** BEGIN **
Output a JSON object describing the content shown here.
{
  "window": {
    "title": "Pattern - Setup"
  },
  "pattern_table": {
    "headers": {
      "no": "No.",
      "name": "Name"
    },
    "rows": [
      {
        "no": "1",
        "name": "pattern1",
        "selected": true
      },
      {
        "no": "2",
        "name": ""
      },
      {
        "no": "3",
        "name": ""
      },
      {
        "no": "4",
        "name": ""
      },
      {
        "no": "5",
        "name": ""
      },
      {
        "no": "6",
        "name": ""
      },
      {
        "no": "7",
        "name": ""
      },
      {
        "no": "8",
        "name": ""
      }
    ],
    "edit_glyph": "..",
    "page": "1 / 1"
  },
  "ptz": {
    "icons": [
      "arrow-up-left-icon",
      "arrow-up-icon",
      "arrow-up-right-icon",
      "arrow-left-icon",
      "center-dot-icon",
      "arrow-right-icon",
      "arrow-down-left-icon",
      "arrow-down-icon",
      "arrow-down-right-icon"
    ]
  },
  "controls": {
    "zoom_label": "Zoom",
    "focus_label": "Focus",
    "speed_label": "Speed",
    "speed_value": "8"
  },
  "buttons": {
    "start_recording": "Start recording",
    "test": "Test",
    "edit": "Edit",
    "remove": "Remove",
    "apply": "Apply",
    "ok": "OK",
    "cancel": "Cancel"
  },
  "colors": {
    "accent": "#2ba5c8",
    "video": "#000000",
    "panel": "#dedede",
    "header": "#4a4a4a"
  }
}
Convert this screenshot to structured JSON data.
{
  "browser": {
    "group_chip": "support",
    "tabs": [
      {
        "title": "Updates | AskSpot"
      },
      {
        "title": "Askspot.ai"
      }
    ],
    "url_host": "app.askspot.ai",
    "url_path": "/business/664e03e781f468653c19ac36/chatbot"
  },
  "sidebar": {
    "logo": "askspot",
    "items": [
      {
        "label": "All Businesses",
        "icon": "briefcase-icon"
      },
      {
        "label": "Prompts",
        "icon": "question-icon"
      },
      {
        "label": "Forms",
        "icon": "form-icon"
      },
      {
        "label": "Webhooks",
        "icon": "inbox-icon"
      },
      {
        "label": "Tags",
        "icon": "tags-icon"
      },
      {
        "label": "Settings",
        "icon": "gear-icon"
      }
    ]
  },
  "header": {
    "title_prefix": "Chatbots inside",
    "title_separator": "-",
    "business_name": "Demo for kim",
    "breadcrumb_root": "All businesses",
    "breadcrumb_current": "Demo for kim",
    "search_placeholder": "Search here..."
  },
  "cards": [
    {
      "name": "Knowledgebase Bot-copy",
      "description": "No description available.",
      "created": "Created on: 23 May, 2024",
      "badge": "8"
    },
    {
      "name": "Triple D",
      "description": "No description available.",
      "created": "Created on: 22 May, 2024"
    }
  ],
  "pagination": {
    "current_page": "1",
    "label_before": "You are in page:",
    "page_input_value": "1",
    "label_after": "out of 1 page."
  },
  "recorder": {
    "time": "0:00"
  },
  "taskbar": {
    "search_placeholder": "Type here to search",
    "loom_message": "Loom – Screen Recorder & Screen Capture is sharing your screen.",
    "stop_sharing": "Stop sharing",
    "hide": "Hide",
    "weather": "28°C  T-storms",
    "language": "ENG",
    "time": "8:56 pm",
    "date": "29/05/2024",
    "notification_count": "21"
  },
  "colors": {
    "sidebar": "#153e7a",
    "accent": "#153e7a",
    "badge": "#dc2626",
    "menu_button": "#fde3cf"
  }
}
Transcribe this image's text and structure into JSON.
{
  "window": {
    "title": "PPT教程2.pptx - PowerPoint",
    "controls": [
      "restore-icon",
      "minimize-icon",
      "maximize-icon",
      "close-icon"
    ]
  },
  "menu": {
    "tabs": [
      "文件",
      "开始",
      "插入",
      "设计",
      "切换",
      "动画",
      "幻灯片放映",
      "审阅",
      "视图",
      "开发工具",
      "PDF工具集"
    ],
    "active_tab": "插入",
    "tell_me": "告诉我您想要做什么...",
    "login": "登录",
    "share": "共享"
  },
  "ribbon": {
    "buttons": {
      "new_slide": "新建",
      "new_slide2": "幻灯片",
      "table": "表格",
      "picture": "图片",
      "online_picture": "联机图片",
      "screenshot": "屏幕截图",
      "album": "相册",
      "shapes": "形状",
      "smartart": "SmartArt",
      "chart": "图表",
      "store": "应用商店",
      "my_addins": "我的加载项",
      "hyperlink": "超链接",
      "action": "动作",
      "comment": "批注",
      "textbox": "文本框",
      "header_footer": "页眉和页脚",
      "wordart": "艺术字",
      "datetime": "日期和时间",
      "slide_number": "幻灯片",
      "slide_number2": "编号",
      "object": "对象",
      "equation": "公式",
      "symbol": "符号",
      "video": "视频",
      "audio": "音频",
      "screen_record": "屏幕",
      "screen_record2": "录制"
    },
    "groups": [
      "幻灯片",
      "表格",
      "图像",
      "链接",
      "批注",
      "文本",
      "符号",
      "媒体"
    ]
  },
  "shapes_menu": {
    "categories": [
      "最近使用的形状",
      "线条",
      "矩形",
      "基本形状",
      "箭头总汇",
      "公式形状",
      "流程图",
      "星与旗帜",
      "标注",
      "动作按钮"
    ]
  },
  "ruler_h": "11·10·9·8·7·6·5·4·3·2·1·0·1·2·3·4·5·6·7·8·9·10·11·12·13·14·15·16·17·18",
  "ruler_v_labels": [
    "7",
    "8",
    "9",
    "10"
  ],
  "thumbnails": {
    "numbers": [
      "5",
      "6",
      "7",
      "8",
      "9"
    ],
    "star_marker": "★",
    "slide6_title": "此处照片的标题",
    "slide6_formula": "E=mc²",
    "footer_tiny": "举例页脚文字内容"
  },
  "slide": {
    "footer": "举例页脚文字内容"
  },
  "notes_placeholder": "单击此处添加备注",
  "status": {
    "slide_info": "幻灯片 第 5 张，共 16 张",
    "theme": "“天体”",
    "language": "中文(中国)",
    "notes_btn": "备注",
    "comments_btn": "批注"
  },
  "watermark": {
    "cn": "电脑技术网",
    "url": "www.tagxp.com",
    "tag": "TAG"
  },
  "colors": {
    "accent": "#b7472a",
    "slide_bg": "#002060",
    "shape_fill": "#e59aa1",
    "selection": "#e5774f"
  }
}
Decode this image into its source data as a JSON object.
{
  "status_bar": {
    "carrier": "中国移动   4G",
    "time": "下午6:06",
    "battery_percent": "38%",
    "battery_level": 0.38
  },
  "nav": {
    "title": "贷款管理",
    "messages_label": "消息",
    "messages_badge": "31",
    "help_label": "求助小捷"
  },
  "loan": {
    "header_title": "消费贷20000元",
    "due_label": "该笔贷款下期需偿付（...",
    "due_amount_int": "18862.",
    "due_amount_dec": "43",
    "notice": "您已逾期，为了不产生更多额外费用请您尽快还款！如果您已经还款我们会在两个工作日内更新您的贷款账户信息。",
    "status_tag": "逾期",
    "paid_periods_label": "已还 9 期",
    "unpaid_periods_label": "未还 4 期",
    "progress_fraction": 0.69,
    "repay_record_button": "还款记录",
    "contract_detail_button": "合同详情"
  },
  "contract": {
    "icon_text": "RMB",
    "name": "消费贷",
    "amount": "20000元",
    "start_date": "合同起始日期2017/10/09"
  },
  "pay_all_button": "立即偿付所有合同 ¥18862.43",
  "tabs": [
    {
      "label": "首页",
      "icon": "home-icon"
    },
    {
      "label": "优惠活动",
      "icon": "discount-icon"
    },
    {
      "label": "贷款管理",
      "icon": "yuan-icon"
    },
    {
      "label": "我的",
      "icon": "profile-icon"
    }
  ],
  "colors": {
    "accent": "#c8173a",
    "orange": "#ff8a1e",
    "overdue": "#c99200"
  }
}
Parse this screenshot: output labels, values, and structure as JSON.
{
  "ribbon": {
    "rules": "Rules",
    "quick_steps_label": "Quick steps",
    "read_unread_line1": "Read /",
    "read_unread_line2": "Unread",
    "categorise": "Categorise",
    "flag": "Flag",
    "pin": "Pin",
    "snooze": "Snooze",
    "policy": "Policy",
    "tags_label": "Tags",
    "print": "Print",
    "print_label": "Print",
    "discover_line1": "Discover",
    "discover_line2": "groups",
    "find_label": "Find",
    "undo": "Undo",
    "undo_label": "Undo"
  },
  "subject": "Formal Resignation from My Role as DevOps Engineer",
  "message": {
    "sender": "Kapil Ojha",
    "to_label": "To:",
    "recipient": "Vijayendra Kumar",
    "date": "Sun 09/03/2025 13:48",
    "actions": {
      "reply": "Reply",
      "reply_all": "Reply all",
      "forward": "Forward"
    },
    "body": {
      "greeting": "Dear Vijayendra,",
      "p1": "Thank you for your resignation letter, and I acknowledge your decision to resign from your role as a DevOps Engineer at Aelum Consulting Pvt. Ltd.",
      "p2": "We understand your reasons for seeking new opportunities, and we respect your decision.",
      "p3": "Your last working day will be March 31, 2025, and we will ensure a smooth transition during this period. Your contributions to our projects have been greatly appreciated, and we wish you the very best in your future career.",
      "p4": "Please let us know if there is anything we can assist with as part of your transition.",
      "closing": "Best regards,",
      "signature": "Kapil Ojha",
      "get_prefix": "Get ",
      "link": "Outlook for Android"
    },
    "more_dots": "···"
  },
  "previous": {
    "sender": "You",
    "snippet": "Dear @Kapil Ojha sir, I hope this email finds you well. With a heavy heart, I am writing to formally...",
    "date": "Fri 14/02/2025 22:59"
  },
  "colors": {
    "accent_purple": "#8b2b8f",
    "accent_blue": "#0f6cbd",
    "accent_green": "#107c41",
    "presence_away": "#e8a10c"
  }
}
** END **
■ **TASK DETAILS**: In the material above, find each line that contains the word "from", and select it.

■ **SOLUTION FOR THIS EXERCISE**:
  "subject": "Formal Resignation from My Role as DevOps Engineer",
      "p1": "Thank you for your resignation letter, and I acknowledge your decision to resign from your role as a DevOps Engineer at Aelum Consulting Pvt. Ltd.",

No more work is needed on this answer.